---------- RECORDED INFORMATION
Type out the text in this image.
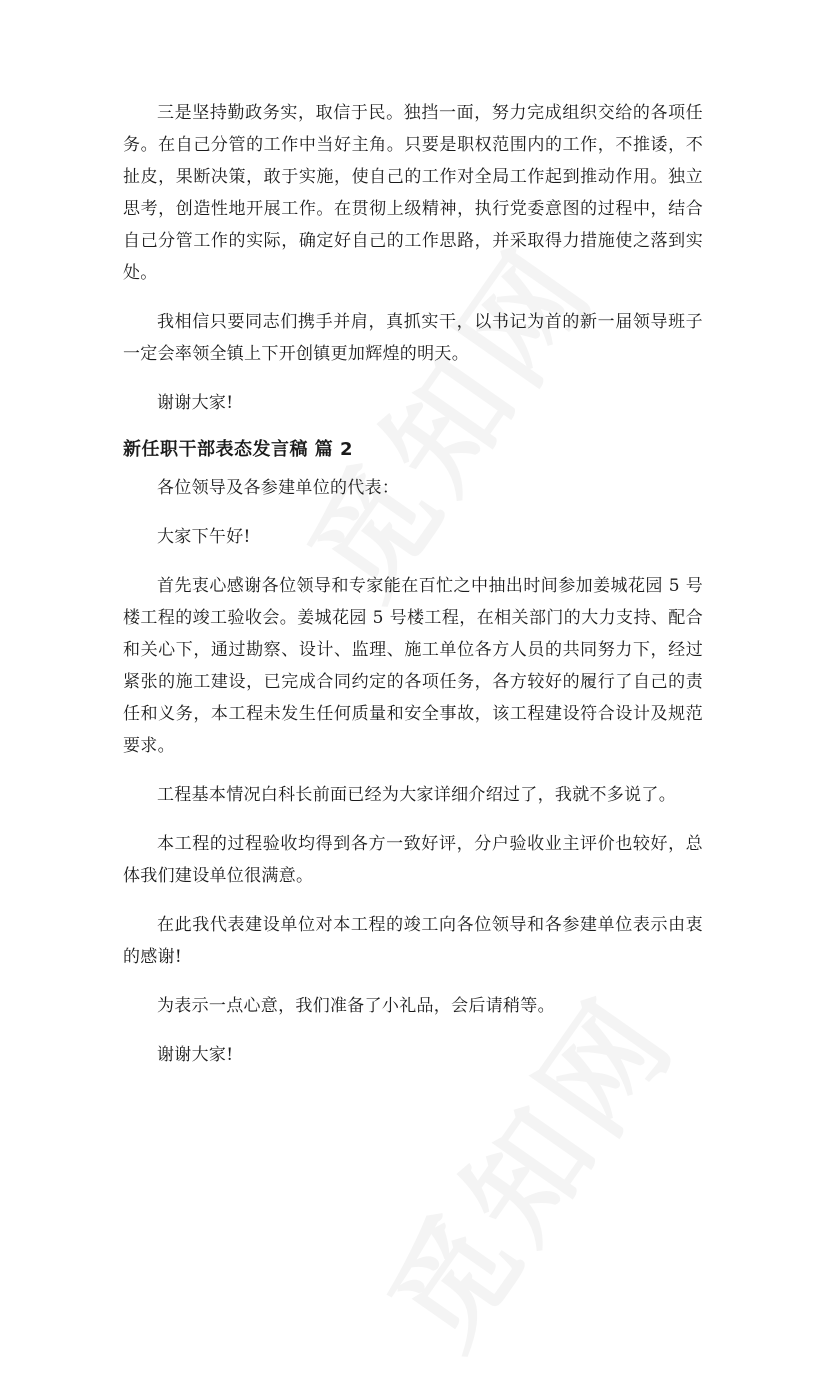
三是坚持勤政务实，取信于民。独挡一面，努力完成组织交给的各项任务。在自己分管的工作中当好主角。只要是职权范围内的工作，不推诿，不扯皮，果断决策，敢于实施，使自己的工作对全局工作起到推动作用。独立思考，创造性地开展工作。在贯彻上级精神，执行党委意图的过程中，结合自己分管工作的实际，确定好自己的工作思路，并采取得力措施使之落到实处。

我相信只要同志们携手并肩，真抓实干，以书记为首的新一届领导班子一定会率领全镇上下开创镇更加辉煌的明天。

谢谢大家!

新任职干部表态发言稿 篇 2

各位领导及各参建单位的代表：

大家下午好!

首先衷心感谢各位领导和专家能在百忙之中抽出时间参加姜城花园 5 号楼工程的竣工验收会。姜城花园 5 号楼工程，在相关部门的大力支持、配合和关心下，通过勘察、设计、监理、施工单位各方人员的共同努力下，经过紧张的施工建设，已完成合同约定的各项任务，各方较好的履行了自己的责任和义务，本工程未发生任何质量和安全事故，该工程建设符合设计及规范要求。

工程基本情况白科长前面已经为大家详细介绍过了，我就不多说了。

本工程的过程验收均得到各方一致好评，分户验收业主评价也较好，总体我们建设单位很满意。

在此我代表建设单位对本工程的竣工向各位领导和各参建单位表示由衷的感谢!

为表示一点心意，我们准备了小礼品，会后请稍等。

谢谢大家!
--------------------
▸ WHAT THE TASK ASKS:
Reproduce each record from above exactly; pictures do not belong in the copy.

▸ THE RESPONSE:
Type out the text in this image.
三是坚持勤政务实，取信于民。独挡一面，努力完成组织交给的各项任务。在自己分管的工作中当好主角。只要是职权范围内的工作，不推诿，不扯皮，果断决策，敢于实施，使自己的工作对全局工作起到推动作用。独立思考，创造性地开展工作。在贯彻上级精神，执行党委意图的过程中，结合自己分管工作的实际，确定好自己的工作思路，并采取得力措施使之落到实处。

我相信只要同志们携手并肩，真抓实干，以书记为首的新一届领导班子一定会率领全镇上下开创镇更加辉煌的明天。

谢谢大家!

新任职干部表态发言稿 篇 2

各位领导及各参建单位的代表：

大家下午好!

首先衷心感谢各位领导和专家能在百忙之中抽出时间参加姜城花园 5 号楼工程的竣工验收会。姜城花园 5 号楼工程，在相关部门的大力支持、配合和关心下，通过勘察、设计、监理、施工单位各方人员的共同努力下，经过紧张的施工建设，已完成合同约定的各项任务，各方较好的履行了自己的责任和义务，本工程未发生任何质量和安全事故，该工程建设符合设计及规范要求。

工程基本情况白科长前面已经为大家详细介绍过了，我就不多说了。

本工程的过程验收均得到各方一致好评，分户验收业主评价也较好，总体我们建设单位很满意。

在此我代表建设单位对本工程的竣工向各位领导和各参建单位表示由衷的感谢!

为表示一点心意，我们准备了小礼品，会后请稍等。

谢谢大家!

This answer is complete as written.